Rows from a dataset -

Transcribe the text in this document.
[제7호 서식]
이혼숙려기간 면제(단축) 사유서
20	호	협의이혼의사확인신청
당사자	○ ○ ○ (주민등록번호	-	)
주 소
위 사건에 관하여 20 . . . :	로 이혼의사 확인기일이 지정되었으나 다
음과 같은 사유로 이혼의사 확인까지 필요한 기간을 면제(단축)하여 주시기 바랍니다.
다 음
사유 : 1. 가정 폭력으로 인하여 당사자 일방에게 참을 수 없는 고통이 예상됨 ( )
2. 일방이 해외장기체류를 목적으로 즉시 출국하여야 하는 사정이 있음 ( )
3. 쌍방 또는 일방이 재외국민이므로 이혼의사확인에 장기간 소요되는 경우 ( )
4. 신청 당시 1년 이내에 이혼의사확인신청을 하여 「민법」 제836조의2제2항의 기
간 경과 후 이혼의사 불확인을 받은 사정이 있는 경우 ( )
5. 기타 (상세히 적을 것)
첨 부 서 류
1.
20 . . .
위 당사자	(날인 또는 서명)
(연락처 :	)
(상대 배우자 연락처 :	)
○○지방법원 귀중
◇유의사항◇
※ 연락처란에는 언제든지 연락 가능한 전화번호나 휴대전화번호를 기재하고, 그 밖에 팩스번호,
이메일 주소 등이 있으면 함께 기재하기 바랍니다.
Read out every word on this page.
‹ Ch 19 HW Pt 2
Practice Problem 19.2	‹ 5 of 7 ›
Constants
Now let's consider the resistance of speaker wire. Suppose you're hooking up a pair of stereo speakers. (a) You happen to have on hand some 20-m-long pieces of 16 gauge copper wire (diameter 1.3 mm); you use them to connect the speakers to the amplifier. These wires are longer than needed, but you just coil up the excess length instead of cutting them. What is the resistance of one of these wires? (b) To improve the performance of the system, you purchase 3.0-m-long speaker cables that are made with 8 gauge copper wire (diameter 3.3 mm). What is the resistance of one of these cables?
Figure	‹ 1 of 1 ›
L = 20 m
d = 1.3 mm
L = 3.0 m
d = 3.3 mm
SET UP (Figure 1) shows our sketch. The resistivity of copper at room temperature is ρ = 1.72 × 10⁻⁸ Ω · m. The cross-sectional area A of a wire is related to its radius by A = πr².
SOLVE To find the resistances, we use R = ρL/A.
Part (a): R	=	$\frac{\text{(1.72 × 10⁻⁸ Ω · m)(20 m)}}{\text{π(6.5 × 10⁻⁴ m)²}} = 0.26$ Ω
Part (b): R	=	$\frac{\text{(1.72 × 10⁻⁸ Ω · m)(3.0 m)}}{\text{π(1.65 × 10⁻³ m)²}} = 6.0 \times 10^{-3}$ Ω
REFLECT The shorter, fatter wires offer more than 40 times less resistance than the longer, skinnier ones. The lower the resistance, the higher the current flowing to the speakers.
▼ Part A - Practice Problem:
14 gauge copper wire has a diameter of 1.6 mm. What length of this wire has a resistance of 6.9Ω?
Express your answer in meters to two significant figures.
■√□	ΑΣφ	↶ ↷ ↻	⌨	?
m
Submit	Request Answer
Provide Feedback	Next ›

AIM - From the material above, gather all lines that include the string "text" and copy them.

FINAL ANSWER -
Transcribe the text in this document.
Part (a): R	=	$\frac{\text{(1.72 × 10⁻⁸ Ω · m)(20 m)}}{\text{π(6.5 × 10⁻⁴ m)²}} = 0.26$ Ω
Part (b): R	=	$\frac{\text{(1.72 × 10⁻⁸ Ω · m)(3.0 m)}}{\text{π(1.65 × 10⁻³ m)²}} = 6.0 \times 10^{-3}$ Ω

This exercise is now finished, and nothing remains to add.